_WHAT THE EXERCISE ASKS_
Print all of the entries exactly, minus the pictures.
^^^^
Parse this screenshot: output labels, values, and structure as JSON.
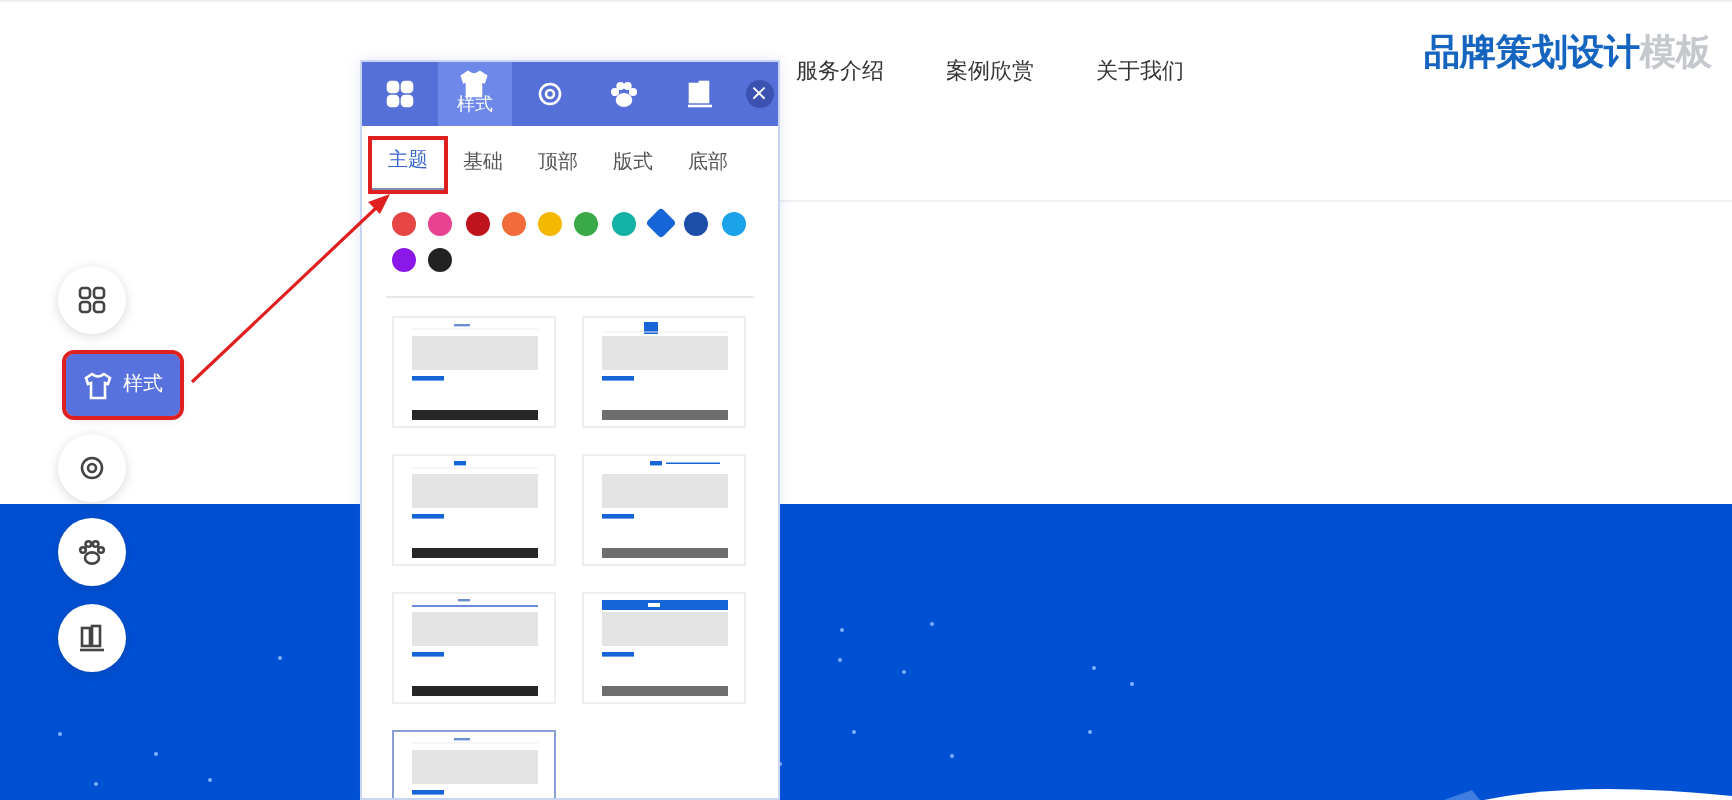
{
  "nav": {
    "items": [
      "服务介绍",
      "案例欣赏",
      "关于我们"
    ]
  },
  "logo": {
    "main": "品牌策划设计",
    "suffix": "模板"
  },
  "side_buttons": [
    {
      "kind": "grid",
      "selected": false,
      "highlighted": false
    },
    {
      "kind": "shirt",
      "label": "样式",
      "selected": true,
      "highlighted": true
    },
    {
      "kind": "gear",
      "selected": false,
      "highlighted": false
    },
    {
      "kind": "paw",
      "selected": false,
      "highlighted": false
    },
    {
      "kind": "books",
      "selected": false,
      "highlighted": false
    }
  ],
  "panel": {
    "tabs": [
      {
        "kind": "grid",
        "selected": false
      },
      {
        "kind": "shirt",
        "label": "样式",
        "selected": true
      },
      {
        "kind": "gear",
        "selected": false
      },
      {
        "kind": "paw",
        "selected": false
      },
      {
        "kind": "books",
        "selected": false
      }
    ],
    "close": "×",
    "subtabs": [
      {
        "label": "主题",
        "selected": true,
        "highlighted": true
      },
      {
        "label": "基础",
        "selected": false,
        "highlighted": false
      },
      {
        "label": "顶部",
        "selected": false,
        "highlighted": false
      },
      {
        "label": "版式",
        "selected": false,
        "highlighted": false
      },
      {
        "label": "底部",
        "selected": false,
        "highlighted": false
      }
    ],
    "swatches": [
      {
        "color": "#e84545",
        "selected": false
      },
      {
        "color": "#e84393",
        "selected": false
      },
      {
        "color": "#c0141c",
        "selected": false
      },
      {
        "color": "#f26b3a",
        "selected": false
      },
      {
        "color": "#f5b800",
        "selected": false
      },
      {
        "color": "#3aaa49",
        "selected": false
      },
      {
        "color": "#14b1a6",
        "selected": false
      },
      {
        "color": "#1565d8",
        "selected": true
      },
      {
        "color": "#1e4fa8",
        "selected": false
      },
      {
        "color": "#1aa3e8",
        "selected": false
      },
      {
        "color": "#8a18e8",
        "selected": false
      },
      {
        "color": "#222222",
        "selected": false
      }
    ],
    "templates": [
      {
        "kind": "classic",
        "selected": false
      },
      {
        "kind": "logoblock",
        "selected": false
      },
      {
        "kind": "pill",
        "selected": false
      },
      {
        "kind": "pillrule",
        "selected": false
      },
      {
        "kind": "rule",
        "selected": false
      },
      {
        "kind": "banner",
        "selected": false
      },
      {
        "kind": "classic",
        "selected": true
      }
    ]
  }
}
^^^^
_SOLUTION FOR THIS PROBLEM_
Parse this screenshot: output labels, values, and structure as JSON.
{
  "nav": {
    "items": [
      "服务介绍",
      "案例欣赏",
      "关于我们"
    ]
  },
  "logo": {
    "main": "品牌策划设计",
    "suffix": "模板"
  },
  "side_buttons": [
    {
      "kind": "grid",
      "selected": false,
      "highlighted": false
    },
    {
      "kind": "shirt",
      "label": "样式",
      "selected": true,
      "highlighted": true
    },
    {
      "kind": "gear",
      "selected": false,
      "highlighted": false
    },
    {
      "kind": "paw",
      "selected": false,
      "highlighted": false
    },
    {
      "kind": "books",
      "selected": false,
      "highlighted": false
    }
  ],
  "panel": {
    "tabs": [
      {
        "kind": "grid",
        "selected": false
      },
      {
        "kind": "shirt",
        "label": "样式",
        "selected": true
      },
      {
        "kind": "gear",
        "selected": false
      },
      {
        "kind": "paw",
        "selected": false
      },
      {
        "kind": "books",
        "selected": false
      }
    ],
    "close": "×",
    "subtabs": [
      {
        "label": "主题",
        "selected": true,
        "highlighted": true
      },
      {
        "label": "基础",
        "selected": false,
        "highlighted": false
      },
      {
        "label": "顶部",
        "selected": false,
        "highlighted": false
      },
      {
        "label": "版式",
        "selected": false,
        "highlighted": false
      },
      {
        "label": "底部",
        "selected": false,
        "highlighted": false
      }
    ],
    "swatches": [
      {
        "color": "#e84545",
        "selected": false
      },
      {
        "color": "#e84393",
        "selected": false
      },
      {
        "color": "#c0141c",
        "selected": false
      },
      {
        "color": "#f26b3a",
        "selected": false
      },
      {
        "color": "#f5b800",
        "selected": false
      },
      {
        "color": "#3aaa49",
        "selected": false
      },
      {
        "color": "#14b1a6",
        "selected": false
      },
      {
        "color": "#1565d8",
        "selected": true
      },
      {
        "color": "#1e4fa8",
        "selected": false
      },
      {
        "color": "#1aa3e8",
        "selected": false
      },
      {
        "color": "#8a18e8",
        "selected": false
      },
      {
        "color": "#222222",
        "selected": false
      }
    ],
    "templates": [
      {
        "kind": "classic",
        "selected": false
      },
      {
        "kind": "logoblock",
        "selected": false
      },
      {
        "kind": "pill",
        "selected": false
      },
      {
        "kind": "pillrule",
        "selected": false
      },
      {
        "kind": "rule",
        "selected": false
      },
      {
        "kind": "banner",
        "selected": false
      },
      {
        "kind": "classic",
        "selected": true
      }
    ]
  }
}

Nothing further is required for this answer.